→ **EXERCISE**: Give the listing again exactly, omitting its images.
--------------------------------------------------
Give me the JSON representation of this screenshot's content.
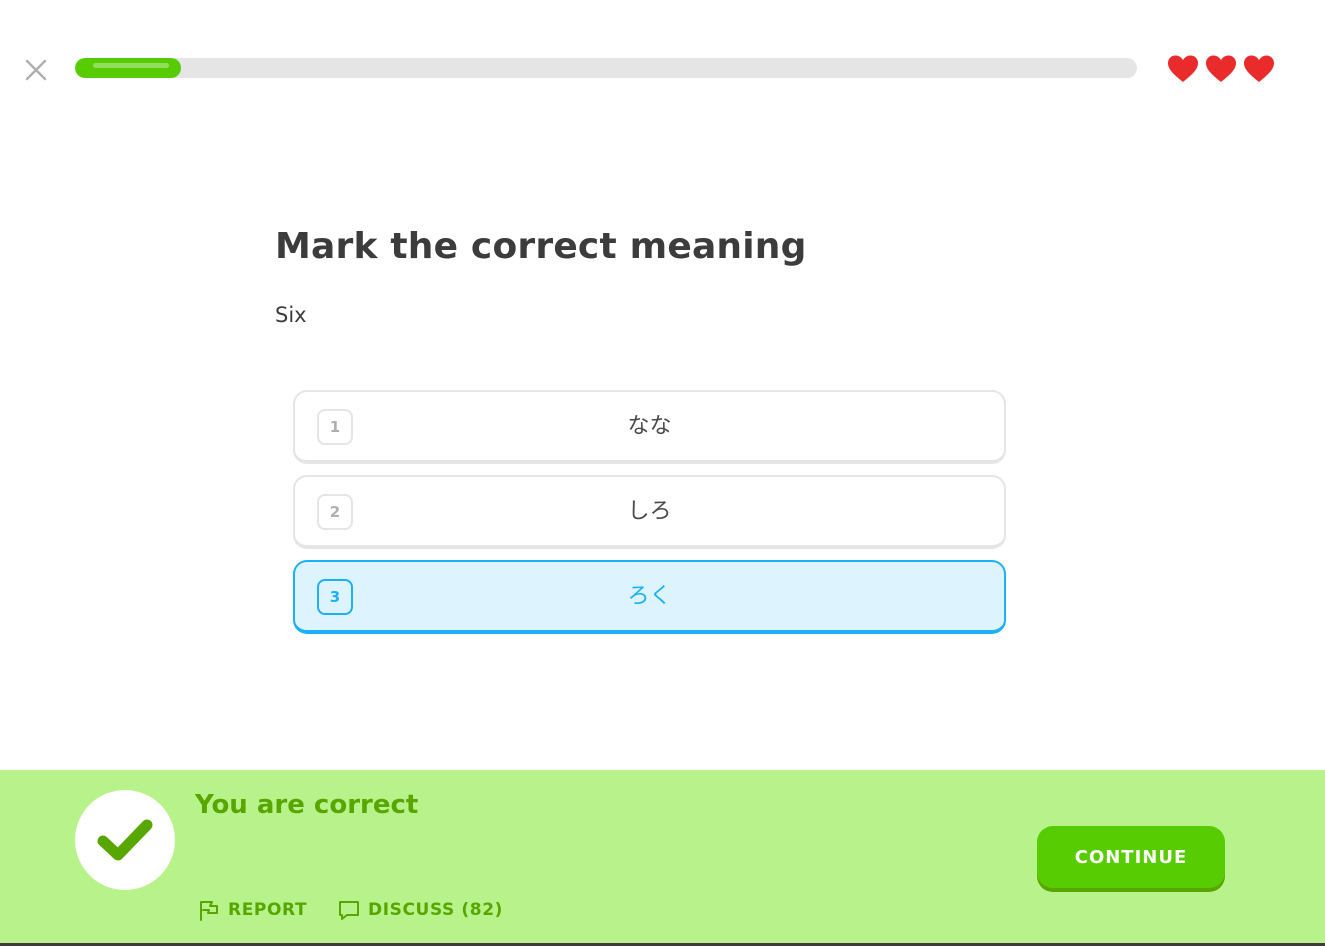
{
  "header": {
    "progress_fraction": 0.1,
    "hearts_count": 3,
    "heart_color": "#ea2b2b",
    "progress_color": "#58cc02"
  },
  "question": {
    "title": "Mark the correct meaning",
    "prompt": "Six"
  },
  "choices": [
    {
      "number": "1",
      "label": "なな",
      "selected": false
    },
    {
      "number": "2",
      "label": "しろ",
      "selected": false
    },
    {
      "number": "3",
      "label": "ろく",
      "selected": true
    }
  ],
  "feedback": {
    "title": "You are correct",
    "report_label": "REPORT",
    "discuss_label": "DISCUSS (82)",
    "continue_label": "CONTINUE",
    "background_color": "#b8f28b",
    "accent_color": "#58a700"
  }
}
--------------------------------------------------
→ **TASK SOLUTION**:
Give me the JSON representation of this screenshot's content.
{
  "header": {
    "progress_fraction": 0.1,
    "hearts_count": 3,
    "heart_color": "#ea2b2b",
    "progress_color": "#58cc02"
  },
  "question": {
    "title": "Mark the correct meaning",
    "prompt": "Six"
  },
  "choices": [
    {
      "number": "1",
      "label": "なな",
      "selected": false
    },
    {
      "number": "2",
      "label": "しろ",
      "selected": false
    },
    {
      "number": "3",
      "label": "ろく",
      "selected": true
    }
  ],
  "feedback": {
    "title": "You are correct",
    "report_label": "REPORT",
    "discuss_label": "DISCUSS (82)",
    "continue_label": "CONTINUE",
    "background_color": "#b8f28b",
    "accent_color": "#58a700"
  }
}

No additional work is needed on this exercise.